Pedido apresentado 1 –
Responda, com base na página sobre Sarney:
(a) Até que mês e ano Sarney esteve ao lado dos militares?
(b) Em que ano foi feito o pronunciamento de repulsa ao ataque sofrido pelo "Estadão"?
(c) De quem partiu esse ataque ao "Estadão"?

Página –
<<<<
Mas não Sarney. Ele esteve ao lado dos militares até junho de 1984. Faltou-lhes
apenas nos últimos nove meses. É difícil negar fatos tão consistentes no tempo.
Sarney foi da Arena enquanto ela existiu e presidiu o partido que a sucedeu.
Quando se afastou, no ocaso do regime, não foi por discordar dos seus
princípios. Foram as circunstâncias da disputa presidencial da época.
Ele exibe
como prova de que era um defensor da liberdade de imprensa um pronunciamento
feito em 1973 de repulsa a um ataque que o “Estadão” recebeu do então
governador paulista. “Chegaram os tempos em que a liberdade de imprensa passou
a ser fundamental para a democracia, de tal modo que hoje ela não é mais uma
aspiração liberal; é um direito do homem como o é a saúde.” Belas palavras.
>>>>
Pedido apresentado 2 –
Transcreva sem alterações, dos registros, as linhas que vão da que contém "dock-menu-icon[interactable]: ◂ — [1256, 56, 1261, 67]" até a que contém "lock-position-icon[interactable]: ✥ —", incluindo ambas.

Dados fornecidos –
<<<<
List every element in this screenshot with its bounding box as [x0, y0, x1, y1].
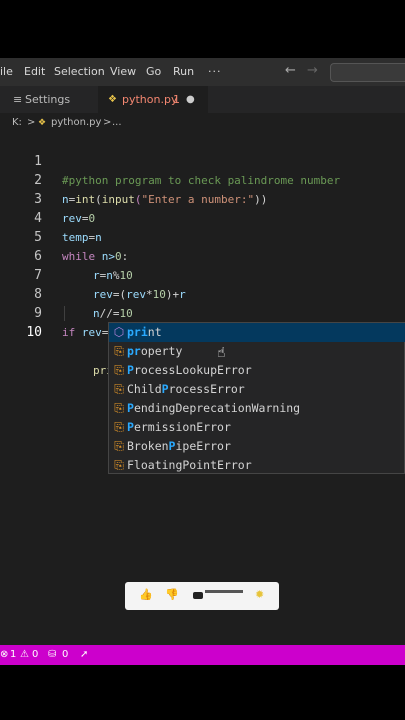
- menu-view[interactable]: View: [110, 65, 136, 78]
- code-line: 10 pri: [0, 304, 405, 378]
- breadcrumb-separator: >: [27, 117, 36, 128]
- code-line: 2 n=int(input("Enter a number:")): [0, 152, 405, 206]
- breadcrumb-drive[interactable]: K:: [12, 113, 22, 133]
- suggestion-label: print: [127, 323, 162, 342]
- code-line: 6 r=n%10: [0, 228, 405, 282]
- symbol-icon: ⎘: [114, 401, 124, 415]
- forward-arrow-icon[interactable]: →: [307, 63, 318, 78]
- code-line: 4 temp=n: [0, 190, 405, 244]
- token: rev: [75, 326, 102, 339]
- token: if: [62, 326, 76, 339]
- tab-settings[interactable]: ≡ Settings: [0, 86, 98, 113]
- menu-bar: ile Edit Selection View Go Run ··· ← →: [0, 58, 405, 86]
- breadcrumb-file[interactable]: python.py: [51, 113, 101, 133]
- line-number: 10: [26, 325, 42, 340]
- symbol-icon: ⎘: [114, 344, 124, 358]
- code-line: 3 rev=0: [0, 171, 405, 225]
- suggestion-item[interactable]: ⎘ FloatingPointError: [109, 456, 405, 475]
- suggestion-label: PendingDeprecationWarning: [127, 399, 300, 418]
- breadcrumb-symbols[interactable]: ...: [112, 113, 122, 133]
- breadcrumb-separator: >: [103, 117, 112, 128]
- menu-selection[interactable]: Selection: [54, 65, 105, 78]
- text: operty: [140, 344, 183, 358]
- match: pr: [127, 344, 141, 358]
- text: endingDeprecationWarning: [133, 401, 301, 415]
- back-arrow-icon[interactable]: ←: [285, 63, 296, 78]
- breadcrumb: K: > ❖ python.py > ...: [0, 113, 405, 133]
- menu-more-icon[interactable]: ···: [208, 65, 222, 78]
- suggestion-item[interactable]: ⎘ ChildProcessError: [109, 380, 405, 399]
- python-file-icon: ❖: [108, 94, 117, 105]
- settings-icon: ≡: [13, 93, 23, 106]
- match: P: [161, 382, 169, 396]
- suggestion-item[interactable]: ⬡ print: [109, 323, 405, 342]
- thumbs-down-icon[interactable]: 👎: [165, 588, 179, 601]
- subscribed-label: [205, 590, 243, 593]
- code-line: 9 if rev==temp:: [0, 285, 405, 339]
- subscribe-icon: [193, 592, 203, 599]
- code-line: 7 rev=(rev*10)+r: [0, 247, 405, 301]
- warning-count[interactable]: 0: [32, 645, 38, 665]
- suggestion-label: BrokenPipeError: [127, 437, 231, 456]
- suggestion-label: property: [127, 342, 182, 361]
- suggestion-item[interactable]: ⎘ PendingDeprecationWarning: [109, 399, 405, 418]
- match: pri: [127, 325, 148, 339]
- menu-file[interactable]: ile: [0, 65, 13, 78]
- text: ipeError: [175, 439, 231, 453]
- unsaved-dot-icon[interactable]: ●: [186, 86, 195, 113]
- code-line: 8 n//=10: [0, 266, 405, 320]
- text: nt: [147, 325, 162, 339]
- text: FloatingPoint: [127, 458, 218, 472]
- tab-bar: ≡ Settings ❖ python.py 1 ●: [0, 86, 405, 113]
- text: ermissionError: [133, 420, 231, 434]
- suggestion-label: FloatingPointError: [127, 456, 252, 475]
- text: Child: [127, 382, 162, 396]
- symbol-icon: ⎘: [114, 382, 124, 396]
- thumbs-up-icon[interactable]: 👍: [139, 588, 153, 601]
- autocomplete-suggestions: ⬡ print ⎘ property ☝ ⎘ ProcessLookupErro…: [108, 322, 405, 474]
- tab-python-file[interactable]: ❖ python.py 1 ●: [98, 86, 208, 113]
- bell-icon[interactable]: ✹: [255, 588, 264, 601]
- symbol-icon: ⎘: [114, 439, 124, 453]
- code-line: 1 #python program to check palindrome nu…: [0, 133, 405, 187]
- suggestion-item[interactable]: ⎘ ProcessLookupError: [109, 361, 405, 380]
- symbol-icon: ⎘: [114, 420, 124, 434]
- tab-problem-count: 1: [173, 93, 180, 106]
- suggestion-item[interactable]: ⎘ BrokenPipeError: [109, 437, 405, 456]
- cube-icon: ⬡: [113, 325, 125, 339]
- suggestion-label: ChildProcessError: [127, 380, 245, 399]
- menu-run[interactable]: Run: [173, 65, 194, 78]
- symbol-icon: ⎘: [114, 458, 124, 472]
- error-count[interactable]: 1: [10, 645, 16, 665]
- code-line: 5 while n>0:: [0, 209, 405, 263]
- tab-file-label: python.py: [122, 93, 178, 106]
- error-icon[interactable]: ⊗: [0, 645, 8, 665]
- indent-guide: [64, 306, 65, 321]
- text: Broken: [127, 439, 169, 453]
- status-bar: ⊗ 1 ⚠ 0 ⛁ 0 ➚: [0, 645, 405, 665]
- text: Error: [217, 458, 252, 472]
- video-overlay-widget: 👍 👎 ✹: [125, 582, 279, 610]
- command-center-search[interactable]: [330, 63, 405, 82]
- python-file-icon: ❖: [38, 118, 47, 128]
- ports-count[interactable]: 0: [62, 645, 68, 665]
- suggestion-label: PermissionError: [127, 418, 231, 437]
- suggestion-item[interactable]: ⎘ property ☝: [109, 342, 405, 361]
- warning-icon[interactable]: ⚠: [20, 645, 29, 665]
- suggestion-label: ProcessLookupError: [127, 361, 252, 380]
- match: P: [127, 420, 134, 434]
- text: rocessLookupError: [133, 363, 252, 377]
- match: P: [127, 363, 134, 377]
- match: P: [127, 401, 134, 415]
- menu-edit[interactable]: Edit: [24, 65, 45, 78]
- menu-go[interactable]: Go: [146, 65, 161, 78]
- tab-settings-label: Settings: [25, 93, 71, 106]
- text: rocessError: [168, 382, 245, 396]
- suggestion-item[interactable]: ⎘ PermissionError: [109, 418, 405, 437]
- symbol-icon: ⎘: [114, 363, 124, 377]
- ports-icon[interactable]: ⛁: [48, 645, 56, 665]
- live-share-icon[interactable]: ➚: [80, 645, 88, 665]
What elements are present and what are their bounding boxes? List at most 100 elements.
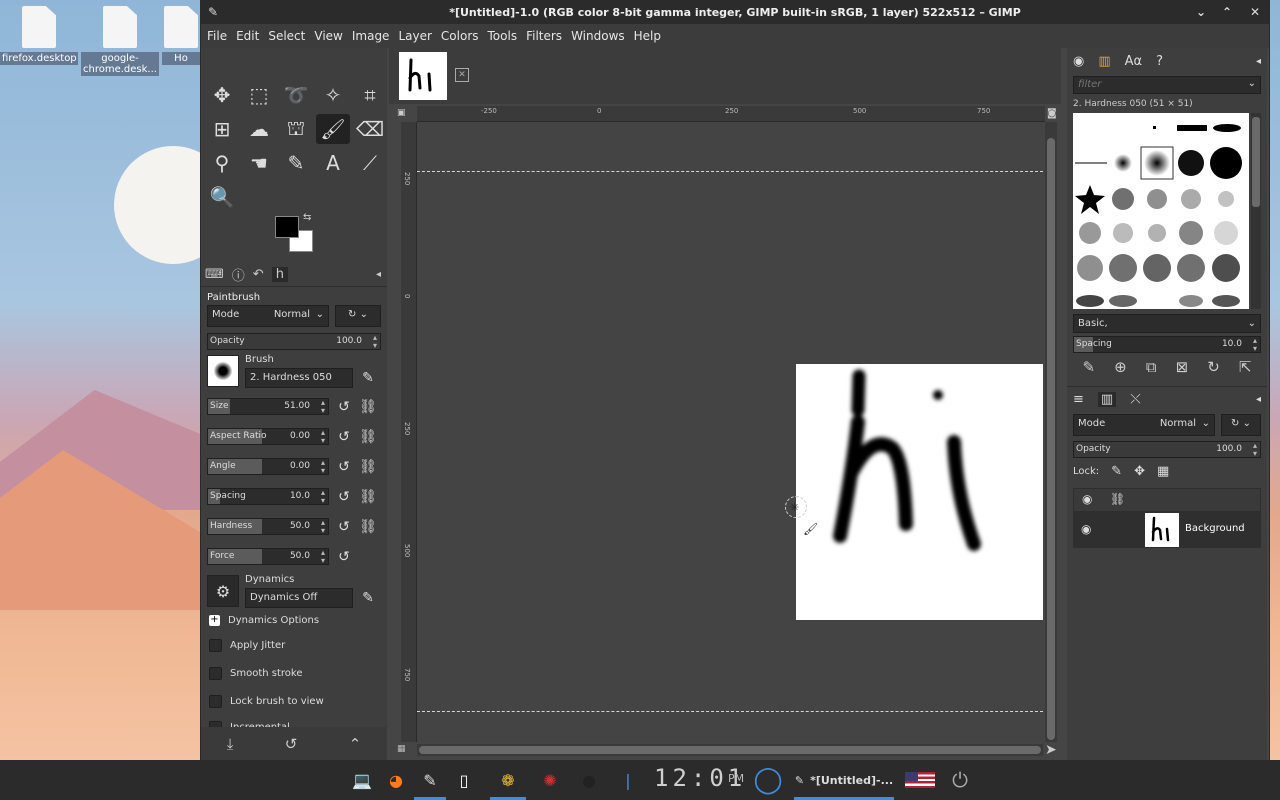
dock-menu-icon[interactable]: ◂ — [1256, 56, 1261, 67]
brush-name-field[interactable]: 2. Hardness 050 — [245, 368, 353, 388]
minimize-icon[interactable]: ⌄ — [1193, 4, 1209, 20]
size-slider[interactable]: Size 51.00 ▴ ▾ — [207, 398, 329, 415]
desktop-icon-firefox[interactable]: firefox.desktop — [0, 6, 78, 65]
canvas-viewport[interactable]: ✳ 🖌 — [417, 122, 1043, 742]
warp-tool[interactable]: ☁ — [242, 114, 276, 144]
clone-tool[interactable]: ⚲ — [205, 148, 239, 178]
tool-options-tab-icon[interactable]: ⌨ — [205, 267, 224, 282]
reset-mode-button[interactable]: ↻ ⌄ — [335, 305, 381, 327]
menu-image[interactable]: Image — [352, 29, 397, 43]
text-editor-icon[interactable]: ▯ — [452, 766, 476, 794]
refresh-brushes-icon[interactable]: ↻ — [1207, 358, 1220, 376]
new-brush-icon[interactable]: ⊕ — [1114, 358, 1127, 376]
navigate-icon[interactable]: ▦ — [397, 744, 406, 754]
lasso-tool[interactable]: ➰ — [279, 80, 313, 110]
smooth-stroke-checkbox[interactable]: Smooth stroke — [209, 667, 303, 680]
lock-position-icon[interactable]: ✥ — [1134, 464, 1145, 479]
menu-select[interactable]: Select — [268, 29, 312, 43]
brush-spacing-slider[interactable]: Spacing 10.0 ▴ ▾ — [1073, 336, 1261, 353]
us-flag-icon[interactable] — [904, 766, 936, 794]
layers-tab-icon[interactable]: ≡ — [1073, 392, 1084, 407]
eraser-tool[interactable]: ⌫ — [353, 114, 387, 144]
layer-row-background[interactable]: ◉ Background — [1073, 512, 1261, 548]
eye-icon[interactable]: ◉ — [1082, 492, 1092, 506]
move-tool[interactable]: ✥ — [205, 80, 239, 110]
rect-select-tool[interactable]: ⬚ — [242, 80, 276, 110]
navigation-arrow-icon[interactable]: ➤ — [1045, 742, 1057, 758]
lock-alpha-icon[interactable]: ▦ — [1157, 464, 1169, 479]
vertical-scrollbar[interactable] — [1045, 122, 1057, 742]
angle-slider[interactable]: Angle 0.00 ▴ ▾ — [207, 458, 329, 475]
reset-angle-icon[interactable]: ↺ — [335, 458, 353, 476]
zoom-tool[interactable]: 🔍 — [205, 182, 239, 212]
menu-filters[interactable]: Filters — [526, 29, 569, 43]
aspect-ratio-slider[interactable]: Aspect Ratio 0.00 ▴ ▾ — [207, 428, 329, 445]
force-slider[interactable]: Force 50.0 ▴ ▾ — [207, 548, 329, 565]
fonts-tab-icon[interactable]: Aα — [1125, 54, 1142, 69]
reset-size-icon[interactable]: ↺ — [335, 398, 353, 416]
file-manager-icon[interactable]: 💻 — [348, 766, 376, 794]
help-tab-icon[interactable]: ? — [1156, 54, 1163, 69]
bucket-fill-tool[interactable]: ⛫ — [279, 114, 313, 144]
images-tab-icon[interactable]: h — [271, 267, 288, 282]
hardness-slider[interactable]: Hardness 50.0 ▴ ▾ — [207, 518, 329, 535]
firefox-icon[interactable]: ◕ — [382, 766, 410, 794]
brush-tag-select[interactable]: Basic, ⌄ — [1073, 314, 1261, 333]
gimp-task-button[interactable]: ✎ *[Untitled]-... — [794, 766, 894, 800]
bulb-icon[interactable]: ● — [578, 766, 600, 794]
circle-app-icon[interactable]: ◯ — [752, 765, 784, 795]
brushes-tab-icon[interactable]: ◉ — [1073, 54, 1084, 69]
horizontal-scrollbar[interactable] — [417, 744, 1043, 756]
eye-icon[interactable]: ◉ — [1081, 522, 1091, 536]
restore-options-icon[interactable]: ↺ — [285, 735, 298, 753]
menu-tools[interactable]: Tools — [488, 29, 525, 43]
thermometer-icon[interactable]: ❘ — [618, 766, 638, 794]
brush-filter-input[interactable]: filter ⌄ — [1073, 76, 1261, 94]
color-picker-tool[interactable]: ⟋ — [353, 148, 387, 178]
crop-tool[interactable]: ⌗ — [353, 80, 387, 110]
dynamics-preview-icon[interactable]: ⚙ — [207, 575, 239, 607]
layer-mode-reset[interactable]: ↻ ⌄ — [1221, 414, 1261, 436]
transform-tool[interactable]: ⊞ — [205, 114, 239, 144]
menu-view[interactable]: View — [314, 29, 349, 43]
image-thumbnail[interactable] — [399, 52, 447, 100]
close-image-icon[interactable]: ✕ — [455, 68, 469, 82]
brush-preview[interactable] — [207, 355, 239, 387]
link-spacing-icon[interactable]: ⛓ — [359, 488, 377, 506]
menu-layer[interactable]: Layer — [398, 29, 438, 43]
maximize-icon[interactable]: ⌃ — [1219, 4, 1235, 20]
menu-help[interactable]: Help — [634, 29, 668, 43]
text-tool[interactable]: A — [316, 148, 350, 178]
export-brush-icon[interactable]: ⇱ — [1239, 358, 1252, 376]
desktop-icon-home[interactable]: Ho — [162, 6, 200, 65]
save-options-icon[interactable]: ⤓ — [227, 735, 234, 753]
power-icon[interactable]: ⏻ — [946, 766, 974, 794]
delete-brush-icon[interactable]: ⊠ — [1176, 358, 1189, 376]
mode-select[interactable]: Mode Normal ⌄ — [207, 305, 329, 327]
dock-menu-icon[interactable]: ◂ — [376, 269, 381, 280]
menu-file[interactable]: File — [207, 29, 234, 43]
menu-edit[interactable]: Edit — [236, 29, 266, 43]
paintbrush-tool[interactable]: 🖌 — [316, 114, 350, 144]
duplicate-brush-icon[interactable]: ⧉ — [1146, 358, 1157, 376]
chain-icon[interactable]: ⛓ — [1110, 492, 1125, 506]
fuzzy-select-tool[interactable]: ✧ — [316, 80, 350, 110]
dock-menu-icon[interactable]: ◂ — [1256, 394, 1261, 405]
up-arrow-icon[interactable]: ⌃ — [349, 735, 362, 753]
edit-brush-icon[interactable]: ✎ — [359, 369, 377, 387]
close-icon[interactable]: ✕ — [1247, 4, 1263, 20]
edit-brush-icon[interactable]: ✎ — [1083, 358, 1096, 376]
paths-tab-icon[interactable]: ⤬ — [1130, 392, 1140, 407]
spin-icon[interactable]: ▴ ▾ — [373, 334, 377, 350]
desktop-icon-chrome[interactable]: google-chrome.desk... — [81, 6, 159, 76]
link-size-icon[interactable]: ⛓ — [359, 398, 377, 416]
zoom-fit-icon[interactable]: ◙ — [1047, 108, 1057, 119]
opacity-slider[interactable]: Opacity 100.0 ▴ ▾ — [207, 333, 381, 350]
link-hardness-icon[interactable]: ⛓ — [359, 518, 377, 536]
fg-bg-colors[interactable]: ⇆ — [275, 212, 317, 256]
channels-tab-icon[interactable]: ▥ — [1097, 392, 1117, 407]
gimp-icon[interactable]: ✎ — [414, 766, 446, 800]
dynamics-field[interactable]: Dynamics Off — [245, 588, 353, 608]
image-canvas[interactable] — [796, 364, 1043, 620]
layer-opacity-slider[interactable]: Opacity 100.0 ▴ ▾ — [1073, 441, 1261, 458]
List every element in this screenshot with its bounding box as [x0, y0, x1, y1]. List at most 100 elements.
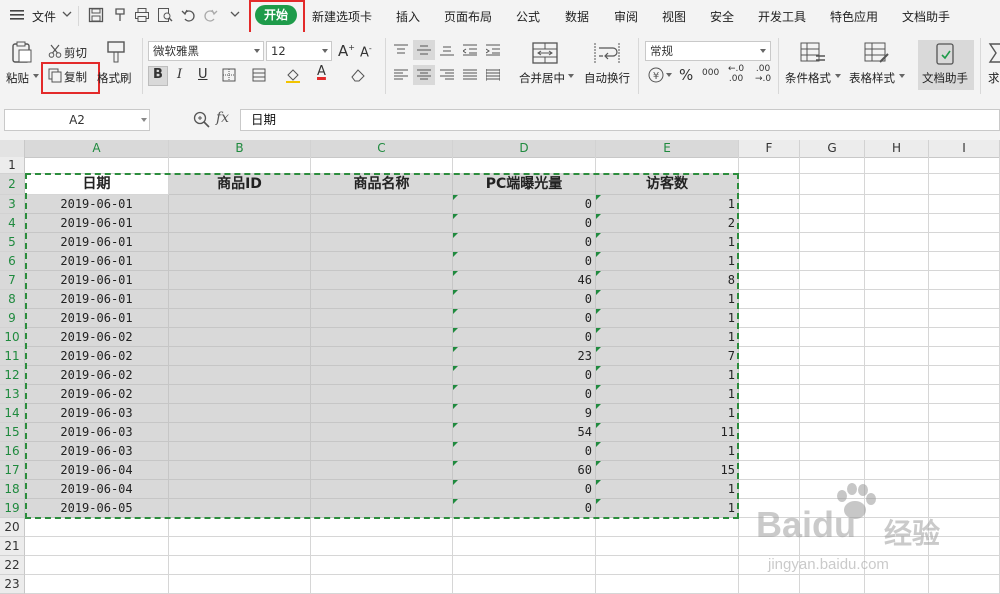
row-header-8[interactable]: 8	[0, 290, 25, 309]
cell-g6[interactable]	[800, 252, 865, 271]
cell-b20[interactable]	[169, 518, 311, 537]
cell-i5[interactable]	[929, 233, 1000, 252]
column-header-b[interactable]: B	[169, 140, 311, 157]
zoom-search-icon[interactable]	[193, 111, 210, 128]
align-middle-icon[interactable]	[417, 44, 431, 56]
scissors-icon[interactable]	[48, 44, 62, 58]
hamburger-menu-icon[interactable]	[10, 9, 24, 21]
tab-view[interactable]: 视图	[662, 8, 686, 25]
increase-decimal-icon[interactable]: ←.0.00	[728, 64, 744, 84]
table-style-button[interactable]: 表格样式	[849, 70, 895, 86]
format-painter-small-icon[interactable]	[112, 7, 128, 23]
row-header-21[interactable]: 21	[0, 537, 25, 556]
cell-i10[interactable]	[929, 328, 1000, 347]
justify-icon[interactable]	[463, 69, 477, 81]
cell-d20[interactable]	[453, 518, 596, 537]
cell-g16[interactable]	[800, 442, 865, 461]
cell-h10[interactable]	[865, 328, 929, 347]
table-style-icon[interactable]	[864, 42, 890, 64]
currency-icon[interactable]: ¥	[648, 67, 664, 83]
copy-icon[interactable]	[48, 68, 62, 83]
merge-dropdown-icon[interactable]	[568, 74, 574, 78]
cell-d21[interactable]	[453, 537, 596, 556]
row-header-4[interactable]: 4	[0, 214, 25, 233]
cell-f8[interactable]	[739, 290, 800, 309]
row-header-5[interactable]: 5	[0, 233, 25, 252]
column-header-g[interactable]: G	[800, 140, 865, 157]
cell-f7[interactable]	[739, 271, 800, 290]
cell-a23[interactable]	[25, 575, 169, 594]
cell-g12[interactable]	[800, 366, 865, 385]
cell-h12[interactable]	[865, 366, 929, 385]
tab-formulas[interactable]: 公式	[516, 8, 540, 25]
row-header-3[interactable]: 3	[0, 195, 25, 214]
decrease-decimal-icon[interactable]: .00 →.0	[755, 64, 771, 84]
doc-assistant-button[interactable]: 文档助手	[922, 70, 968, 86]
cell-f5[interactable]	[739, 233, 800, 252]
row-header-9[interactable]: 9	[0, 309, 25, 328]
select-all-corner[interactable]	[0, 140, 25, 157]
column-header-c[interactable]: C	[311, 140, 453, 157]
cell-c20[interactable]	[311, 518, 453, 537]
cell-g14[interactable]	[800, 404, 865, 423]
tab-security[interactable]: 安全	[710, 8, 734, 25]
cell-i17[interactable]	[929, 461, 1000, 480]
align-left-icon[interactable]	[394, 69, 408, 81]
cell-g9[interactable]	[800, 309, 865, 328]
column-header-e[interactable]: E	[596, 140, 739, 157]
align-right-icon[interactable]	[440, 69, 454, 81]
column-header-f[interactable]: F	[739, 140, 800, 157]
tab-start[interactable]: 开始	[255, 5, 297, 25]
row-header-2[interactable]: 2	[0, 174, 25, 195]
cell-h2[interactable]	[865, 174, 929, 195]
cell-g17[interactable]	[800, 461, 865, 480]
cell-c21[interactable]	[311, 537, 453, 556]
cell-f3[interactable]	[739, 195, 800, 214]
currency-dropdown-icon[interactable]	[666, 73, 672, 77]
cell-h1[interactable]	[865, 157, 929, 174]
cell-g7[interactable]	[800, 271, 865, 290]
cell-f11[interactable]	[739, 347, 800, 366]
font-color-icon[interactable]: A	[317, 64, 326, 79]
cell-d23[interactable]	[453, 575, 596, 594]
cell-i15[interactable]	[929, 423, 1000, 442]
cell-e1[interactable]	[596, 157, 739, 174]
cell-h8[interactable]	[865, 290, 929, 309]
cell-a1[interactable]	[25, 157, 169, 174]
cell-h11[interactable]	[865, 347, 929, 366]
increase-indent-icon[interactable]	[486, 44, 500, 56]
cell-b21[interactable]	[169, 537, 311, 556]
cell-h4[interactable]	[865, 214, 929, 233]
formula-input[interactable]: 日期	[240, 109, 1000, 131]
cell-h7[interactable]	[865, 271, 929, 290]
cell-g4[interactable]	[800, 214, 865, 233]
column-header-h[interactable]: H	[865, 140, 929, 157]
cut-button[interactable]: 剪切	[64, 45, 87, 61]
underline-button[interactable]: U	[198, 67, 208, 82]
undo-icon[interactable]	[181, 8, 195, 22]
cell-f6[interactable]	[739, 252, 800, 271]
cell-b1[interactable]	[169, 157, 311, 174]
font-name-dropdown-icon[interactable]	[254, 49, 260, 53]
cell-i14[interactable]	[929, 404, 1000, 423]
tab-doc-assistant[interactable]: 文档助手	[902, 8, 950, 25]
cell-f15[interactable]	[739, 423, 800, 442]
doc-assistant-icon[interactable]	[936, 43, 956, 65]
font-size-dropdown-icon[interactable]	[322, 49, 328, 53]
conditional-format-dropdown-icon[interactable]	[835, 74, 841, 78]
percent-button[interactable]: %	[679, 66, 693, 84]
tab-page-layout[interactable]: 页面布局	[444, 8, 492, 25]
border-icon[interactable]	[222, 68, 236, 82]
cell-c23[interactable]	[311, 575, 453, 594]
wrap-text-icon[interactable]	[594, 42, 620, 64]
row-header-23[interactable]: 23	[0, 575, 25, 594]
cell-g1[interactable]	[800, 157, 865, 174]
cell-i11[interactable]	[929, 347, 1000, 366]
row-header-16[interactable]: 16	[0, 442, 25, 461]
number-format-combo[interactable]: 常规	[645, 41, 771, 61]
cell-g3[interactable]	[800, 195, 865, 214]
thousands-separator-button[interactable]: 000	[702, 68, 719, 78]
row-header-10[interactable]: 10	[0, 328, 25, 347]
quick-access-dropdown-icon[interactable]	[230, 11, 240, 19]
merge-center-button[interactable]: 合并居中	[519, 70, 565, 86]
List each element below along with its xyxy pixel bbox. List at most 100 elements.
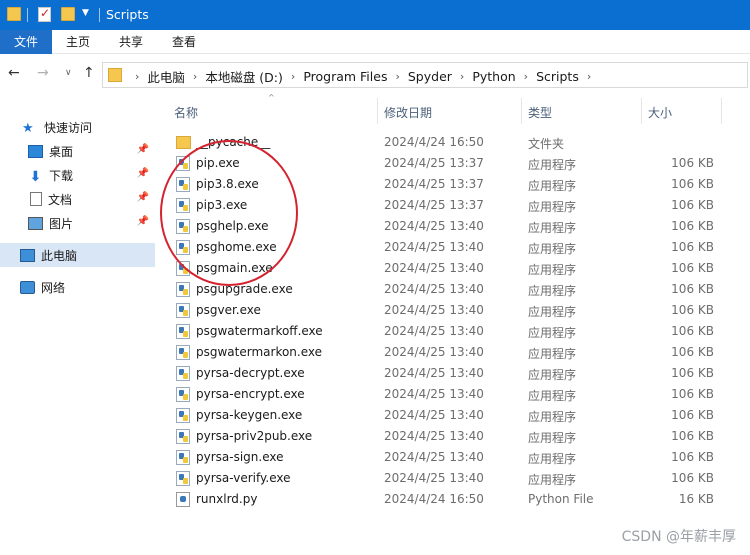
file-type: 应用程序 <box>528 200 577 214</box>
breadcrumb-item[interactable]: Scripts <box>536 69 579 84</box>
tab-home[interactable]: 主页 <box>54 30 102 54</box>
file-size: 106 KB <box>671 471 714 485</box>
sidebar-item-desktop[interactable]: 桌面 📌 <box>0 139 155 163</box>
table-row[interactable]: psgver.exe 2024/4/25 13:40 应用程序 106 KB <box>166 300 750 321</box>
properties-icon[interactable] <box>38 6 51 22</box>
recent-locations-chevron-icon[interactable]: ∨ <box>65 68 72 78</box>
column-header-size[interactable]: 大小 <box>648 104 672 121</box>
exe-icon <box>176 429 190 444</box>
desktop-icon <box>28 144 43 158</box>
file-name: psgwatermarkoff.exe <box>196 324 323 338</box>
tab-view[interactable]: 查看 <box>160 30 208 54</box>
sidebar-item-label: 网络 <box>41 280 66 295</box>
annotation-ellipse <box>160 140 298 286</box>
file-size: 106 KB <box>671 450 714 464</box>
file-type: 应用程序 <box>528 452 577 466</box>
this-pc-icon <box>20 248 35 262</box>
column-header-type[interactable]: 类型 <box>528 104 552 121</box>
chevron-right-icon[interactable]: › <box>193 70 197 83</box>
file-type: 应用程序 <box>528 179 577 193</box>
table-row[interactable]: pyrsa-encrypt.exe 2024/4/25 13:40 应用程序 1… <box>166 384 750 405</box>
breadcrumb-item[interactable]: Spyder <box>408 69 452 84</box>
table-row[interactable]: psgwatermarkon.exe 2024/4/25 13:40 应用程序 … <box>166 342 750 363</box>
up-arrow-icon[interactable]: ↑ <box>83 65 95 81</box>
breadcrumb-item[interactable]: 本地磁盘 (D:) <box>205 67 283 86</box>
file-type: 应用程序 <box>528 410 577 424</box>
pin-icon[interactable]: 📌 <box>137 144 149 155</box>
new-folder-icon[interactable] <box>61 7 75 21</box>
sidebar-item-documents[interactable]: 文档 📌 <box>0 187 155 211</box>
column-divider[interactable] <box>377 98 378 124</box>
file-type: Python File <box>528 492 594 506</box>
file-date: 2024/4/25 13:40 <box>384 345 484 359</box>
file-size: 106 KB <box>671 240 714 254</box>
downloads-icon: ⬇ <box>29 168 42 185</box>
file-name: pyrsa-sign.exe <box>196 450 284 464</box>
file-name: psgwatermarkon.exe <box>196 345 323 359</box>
>>>>
Resposta 1 –
(a) Até junho de 1984.
(b) Em 1973.
(c) Do então governador paulista.

Resposta 2 –
dock-menu-icon[interactable]: ◂ — [1256, 56, 1261, 67]
brush-name-field[interactable]: 2. Hardness 050 — [245, 368, 353, 388]
minimize-icon[interactable]: ⌄ — [1193, 4, 1209, 20]
size-slider[interactable]: Size 51.00 ▴ ▾ — [207, 398, 329, 415]
desktop-icon-firefox[interactable]: firefox.desktop — [0, 6, 78, 65]
canvas-viewport[interactable]: ✳ 🖌 — [417, 122, 1043, 742]
warp-tool[interactable]: ☁ — [242, 114, 276, 144]
clone-tool[interactable]: ⚲ — [205, 148, 239, 178]
tool-options-tab-icon[interactable]: ⌨ — [205, 267, 224, 282]
reset-mode-button[interactable]: ↻ ⌄ — [335, 305, 381, 327]
menu-image[interactable]: Image — [352, 29, 397, 43]
text-editor-icon[interactable]: ▯ — [452, 766, 476, 794]
refresh-brushes-icon[interactable]: ↻ — [1207, 358, 1220, 376]
new-brush-icon[interactable]: ⊕ — [1114, 358, 1127, 376]
navigate-icon[interactable]: ▦ — [397, 744, 406, 754]
lasso-tool[interactable]: ➰ — [279, 80, 313, 110]
smooth-stroke-checkbox[interactable]: Smooth stroke — [209, 667, 303, 680]
lock-position-icon[interactable]: ✥ — [1134, 464, 1145, 479]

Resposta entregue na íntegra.